Stated problem:
Output the records. Match them exactly.

Supplied material:
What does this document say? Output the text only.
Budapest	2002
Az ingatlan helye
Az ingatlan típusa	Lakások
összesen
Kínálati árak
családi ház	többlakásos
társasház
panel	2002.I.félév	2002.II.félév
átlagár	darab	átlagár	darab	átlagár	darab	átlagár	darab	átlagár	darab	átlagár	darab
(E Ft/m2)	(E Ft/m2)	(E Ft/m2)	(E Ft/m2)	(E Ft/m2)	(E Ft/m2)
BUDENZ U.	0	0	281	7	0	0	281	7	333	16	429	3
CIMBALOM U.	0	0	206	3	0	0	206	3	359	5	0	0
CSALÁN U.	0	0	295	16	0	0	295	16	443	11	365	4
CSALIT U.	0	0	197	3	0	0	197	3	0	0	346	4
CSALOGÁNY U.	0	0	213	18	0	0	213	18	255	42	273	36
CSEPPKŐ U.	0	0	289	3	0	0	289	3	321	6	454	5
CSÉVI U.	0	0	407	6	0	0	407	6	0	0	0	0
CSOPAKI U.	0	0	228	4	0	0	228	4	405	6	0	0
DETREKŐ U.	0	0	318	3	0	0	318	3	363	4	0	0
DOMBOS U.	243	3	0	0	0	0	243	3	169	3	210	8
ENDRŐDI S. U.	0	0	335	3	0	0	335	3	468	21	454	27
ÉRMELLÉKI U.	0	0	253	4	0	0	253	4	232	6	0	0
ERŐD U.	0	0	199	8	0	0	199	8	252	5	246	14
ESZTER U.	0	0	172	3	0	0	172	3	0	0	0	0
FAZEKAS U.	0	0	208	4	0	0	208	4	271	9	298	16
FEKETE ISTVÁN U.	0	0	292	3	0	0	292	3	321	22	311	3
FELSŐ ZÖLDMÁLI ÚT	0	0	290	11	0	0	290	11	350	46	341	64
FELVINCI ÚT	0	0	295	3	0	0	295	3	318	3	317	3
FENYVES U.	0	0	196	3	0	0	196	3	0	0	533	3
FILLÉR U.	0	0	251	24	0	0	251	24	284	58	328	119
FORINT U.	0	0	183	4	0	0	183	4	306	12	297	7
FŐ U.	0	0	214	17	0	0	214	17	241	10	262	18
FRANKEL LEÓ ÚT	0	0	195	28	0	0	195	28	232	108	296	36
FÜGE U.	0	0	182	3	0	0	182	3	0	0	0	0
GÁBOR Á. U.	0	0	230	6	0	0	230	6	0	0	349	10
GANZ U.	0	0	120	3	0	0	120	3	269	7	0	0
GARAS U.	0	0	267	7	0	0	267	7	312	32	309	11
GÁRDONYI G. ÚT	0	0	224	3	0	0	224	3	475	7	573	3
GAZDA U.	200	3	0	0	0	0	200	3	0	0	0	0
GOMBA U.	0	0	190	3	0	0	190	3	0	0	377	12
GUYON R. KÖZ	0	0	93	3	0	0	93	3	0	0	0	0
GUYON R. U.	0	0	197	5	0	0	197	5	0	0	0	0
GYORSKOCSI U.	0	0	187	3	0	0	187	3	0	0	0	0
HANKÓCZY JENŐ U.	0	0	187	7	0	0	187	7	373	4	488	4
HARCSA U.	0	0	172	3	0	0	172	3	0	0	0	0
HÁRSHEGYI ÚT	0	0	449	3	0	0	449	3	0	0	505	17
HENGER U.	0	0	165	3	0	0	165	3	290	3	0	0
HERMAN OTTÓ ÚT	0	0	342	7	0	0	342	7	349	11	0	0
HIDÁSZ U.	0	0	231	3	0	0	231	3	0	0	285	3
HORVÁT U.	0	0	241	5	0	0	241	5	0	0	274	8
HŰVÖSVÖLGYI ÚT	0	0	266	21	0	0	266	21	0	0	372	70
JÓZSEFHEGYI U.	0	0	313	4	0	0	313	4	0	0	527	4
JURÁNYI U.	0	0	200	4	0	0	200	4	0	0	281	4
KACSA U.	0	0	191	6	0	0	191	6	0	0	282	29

Reply to the task:
What does this document say? Output the text only.
Budapest	2002
Az ingatlan helye
Az ingatlan típusa	Lakások
összesen
Kínálati árak
családi ház	többlakásos
társasház
panel	2002.I.félév	2002.II.félév
átlagár	darab	átlagár	darab	átlagár	darab	átlagár	darab	átlagár	darab	átlagár	darab
(E Ft/m2)	(E Ft/m2)	(E Ft/m2)	(E Ft/m2)	(E Ft/m2)	(E Ft/m2)
BUDENZ U.	0	0	281	7	0	0	281	7	333	16	429	3
CIMBALOM U.	0	0	206	3	0	0	206	3	359	5	0	0
CSALÁN U.	0	0	295	16	0	0	295	16	443	11	365	4
CSALIT U.	0	0	197	3	0	0	197	3	0	0	346	4
CSALOGÁNY U.	0	0	213	18	0	0	213	18	255	42	273	36
CSEPPKŐ U.	0	0	289	3	0	0	289	3	321	6	454	5
CSÉVI U.	0	0	407	6	0	0	407	6	0	0	0	0
CSOPAKI U.	0	0	228	4	0	0	228	4	405	6	0	0
DETREKŐ U.	0	0	318	3	0	0	318	3	363	4	0	0
DOMBOS U.	243	3	0	0	0	0	243	3	169	3	210	8
ENDRŐDI S. U.	0	0	335	3	0	0	335	3	468	21	454	27
ÉRMELLÉKI U.	0	0	253	4	0	0	253	4	232	6	0	0
ERŐD U.	0	0	199	8	0	0	199	8	252	5	246	14
ESZTER U.	0	0	172	3	0	0	172	3	0	0	0	0
FAZEKAS U.	0	0	208	4	0	0	208	4	271	9	298	16
FEKETE ISTVÁN U.	0	0	292	3	0	0	292	3	321	22	311	3
FELSŐ ZÖLDMÁLI ÚT	0	0	290	11	0	0	290	11	350	46	341	64
FELVINCI ÚT	0	0	295	3	0	0	295	3	318	3	317	3
FENYVES U.	0	0	196	3	0	0	196	3	0	0	533	3
FILLÉR U.	0	0	251	24	0	0	251	24	284	58	328	119
FORINT U.	0	0	183	4	0	0	183	4	306	12	297	7
FŐ U.	0	0	214	17	0	0	214	17	241	10	262	18
FRANKEL LEÓ ÚT	0	0	195	28	0	0	195	28	232	108	296	36
FÜGE U.	0	0	182	3	0	0	182	3	0	0	0	0
GÁBOR Á. U.	0	0	230	6	0	0	230	6	0	0	349	10
GANZ U.	0	0	120	3	0	0	120	3	269	7	0	0
GARAS U.	0	0	267	7	0	0	267	7	312	32	309	11
GÁRDONYI G. ÚT	0	0	224	3	0	0	224	3	475	7	573	3
GAZDA U.	200	3	0	0	0	0	200	3	0	0	0	0
GOMBA U.	0	0	190	3	0	0	190	3	0	0	377	12
GUYON R. KÖZ	0	0	93	3	0	0	93	3	0	0	0	0
GUYON R. U.	0	0	197	5	0	0	197	5	0	0	0	0
GYORSKOCSI U.	0	0	187	3	0	0	187	3	0	0	0	0
HANKÓCZY JENŐ U.	0	0	187	7	0	0	187	7	373	4	488	4
HARCSA U.	0	0	172	3	0	0	172	3	0	0	0	0
HÁRSHEGYI ÚT	0	0	449	3	0	0	449	3	0	0	505	17
HENGER U.	0	0	165	3	0	0	165	3	290	3	0	0
HERMAN OTTÓ ÚT	0	0	342	7	0	0	342	7	349	11	0	0
HIDÁSZ U.	0	0	231	3	0	0	231	3	0	0	285	3
HORVÁT U.	0	0	241	5	0	0	241	5	0	0	274	8
HŰVÖSVÖLGYI ÚT	0	0	266	21	0	0	266	21	0	0	372	70
JÓZSEFHEGYI U.	0	0	313	4	0	0	313	4	0	0	527	4
JURÁNYI U.	0	0	200	4	0	0	200	4	0	0	281	4
KACSA U.	0	0	191	6	0	0	191	6	0	0	282	29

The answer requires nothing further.